Dataset rows:
::::::::::
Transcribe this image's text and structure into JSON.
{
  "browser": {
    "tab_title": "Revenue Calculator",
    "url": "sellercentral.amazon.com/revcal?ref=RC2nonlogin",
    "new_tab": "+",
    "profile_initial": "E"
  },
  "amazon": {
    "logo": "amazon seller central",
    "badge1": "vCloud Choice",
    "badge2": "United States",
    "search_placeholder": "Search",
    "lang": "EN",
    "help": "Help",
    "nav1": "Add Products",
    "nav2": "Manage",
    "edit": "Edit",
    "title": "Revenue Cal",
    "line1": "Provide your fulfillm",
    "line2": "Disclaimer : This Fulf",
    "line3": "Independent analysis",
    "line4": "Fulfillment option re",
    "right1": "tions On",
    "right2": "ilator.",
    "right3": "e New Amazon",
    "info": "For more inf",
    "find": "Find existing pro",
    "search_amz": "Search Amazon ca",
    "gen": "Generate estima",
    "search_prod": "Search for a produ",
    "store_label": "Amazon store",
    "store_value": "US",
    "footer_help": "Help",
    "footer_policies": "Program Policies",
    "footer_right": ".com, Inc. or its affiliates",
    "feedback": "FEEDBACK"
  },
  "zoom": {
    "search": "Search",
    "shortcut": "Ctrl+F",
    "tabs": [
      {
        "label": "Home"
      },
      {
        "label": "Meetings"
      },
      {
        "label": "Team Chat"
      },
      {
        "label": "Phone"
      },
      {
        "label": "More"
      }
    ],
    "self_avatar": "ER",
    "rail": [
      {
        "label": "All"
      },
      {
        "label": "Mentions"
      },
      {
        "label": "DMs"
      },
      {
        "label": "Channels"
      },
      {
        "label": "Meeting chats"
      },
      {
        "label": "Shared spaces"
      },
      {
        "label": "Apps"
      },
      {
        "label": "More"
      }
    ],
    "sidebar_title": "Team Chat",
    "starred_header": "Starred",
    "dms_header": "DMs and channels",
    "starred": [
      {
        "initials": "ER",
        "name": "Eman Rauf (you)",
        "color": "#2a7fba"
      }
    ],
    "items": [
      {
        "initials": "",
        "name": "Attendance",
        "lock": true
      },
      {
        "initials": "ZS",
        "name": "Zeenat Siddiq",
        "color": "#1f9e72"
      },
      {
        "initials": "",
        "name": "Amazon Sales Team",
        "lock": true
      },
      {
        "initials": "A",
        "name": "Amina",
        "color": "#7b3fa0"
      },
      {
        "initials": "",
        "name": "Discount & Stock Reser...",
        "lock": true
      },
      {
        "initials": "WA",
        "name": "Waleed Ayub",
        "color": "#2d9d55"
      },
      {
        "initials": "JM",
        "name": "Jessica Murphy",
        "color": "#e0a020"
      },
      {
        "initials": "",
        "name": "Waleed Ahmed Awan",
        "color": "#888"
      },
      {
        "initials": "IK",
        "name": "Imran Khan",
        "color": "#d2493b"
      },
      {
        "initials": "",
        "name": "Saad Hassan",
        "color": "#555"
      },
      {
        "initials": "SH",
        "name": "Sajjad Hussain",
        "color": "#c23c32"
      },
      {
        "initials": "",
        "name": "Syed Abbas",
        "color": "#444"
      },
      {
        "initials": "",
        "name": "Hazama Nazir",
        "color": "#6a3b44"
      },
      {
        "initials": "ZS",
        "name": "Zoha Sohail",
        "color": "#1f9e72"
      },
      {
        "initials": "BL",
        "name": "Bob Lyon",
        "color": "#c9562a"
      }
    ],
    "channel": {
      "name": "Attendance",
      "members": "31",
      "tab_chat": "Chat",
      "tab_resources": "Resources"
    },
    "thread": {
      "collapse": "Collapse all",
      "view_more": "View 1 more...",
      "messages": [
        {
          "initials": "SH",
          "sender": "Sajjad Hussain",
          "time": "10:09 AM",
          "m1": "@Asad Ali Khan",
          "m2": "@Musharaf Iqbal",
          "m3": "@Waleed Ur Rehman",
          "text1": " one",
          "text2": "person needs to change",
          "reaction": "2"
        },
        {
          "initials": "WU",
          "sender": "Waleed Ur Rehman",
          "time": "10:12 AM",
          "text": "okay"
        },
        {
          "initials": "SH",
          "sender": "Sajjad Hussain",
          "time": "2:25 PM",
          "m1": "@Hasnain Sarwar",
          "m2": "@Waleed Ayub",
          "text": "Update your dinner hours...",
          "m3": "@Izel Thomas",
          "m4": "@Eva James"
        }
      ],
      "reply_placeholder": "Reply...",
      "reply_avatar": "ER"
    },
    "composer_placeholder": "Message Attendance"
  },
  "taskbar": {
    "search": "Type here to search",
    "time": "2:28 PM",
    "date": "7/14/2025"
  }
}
::::::::::
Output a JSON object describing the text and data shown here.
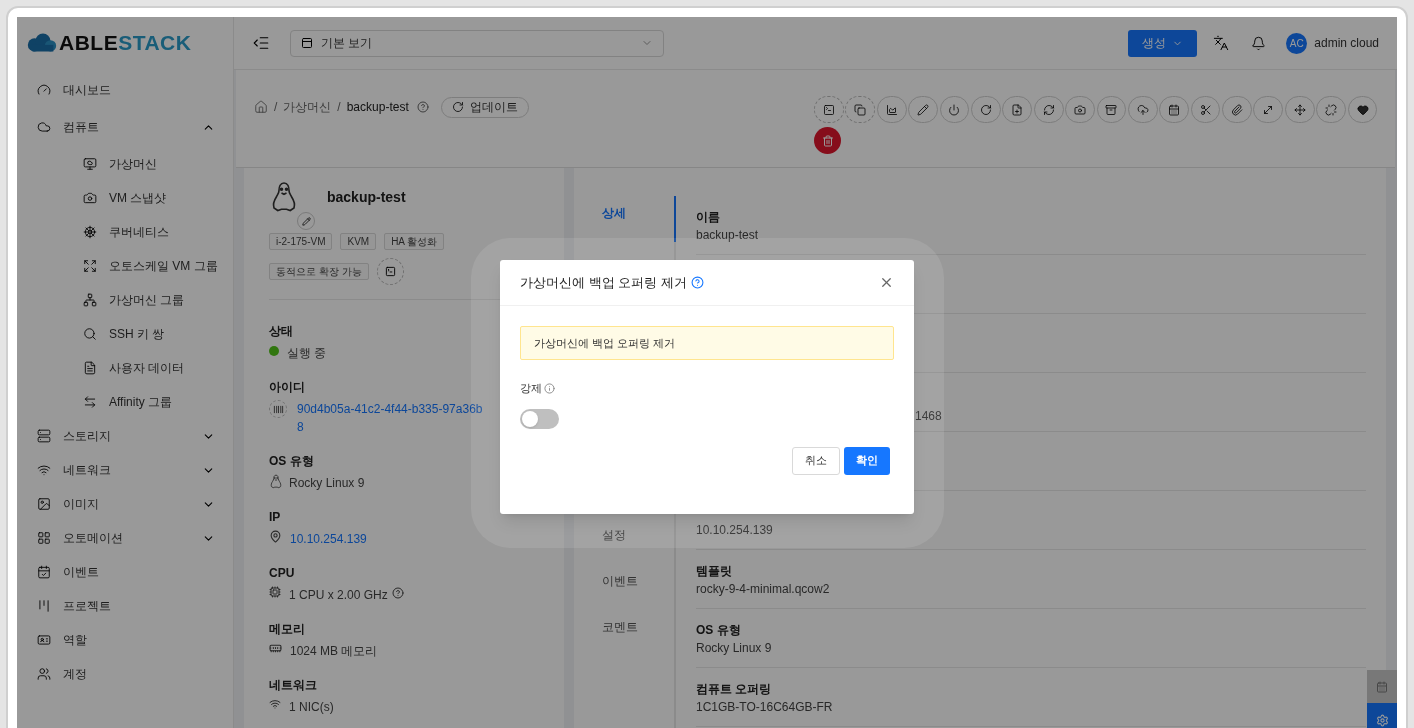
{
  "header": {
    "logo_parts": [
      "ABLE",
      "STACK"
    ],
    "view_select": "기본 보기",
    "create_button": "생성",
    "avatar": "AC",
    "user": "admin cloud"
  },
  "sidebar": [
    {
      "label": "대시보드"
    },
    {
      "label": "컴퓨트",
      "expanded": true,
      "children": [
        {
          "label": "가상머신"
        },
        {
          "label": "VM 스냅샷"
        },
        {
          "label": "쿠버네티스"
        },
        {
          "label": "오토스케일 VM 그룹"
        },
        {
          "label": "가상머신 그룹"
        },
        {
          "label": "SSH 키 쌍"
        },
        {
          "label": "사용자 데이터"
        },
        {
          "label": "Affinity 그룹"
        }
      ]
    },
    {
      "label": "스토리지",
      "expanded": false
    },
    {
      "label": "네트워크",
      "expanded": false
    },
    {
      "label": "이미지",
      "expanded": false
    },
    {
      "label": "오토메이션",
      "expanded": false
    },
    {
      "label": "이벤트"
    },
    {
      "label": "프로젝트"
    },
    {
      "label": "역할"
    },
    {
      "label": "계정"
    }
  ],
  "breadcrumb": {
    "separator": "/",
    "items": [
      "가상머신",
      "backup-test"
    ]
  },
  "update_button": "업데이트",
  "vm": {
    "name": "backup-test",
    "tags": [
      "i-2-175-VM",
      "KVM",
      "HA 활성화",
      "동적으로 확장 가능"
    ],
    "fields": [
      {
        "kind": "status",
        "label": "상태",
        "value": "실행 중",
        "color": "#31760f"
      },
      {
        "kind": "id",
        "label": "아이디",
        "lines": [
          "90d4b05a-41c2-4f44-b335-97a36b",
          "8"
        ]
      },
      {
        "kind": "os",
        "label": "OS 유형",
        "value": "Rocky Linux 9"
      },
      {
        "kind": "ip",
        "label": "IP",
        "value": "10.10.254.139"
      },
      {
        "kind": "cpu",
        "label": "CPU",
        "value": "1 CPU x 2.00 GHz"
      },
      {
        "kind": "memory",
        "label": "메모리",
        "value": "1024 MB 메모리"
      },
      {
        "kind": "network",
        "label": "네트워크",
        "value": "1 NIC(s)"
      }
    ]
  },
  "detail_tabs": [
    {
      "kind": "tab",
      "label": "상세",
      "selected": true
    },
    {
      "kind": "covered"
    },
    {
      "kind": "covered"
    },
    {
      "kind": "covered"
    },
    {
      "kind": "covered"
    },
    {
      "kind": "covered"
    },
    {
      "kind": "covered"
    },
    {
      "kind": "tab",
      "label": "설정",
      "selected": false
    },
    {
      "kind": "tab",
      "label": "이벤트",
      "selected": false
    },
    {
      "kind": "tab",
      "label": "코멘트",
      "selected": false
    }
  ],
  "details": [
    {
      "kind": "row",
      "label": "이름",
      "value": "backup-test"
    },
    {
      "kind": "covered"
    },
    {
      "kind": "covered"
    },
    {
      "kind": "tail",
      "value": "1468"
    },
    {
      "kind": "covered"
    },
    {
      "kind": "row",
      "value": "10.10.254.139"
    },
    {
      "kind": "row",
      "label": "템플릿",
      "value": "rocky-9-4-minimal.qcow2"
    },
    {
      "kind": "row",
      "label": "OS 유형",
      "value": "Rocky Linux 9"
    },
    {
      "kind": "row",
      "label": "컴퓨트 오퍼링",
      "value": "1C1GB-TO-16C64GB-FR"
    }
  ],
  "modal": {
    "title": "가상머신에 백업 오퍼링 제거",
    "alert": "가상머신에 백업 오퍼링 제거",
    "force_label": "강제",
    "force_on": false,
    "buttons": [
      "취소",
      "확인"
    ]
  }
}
::::::::::
EXERCISE TASK: Find each line that has the word "Team", then copy it out.

SOLUTION FOR THIS TASK:
        "label": "Team Chat"
    "sidebar_title": "Team Chat",
        "name": "Amazon Sales Team",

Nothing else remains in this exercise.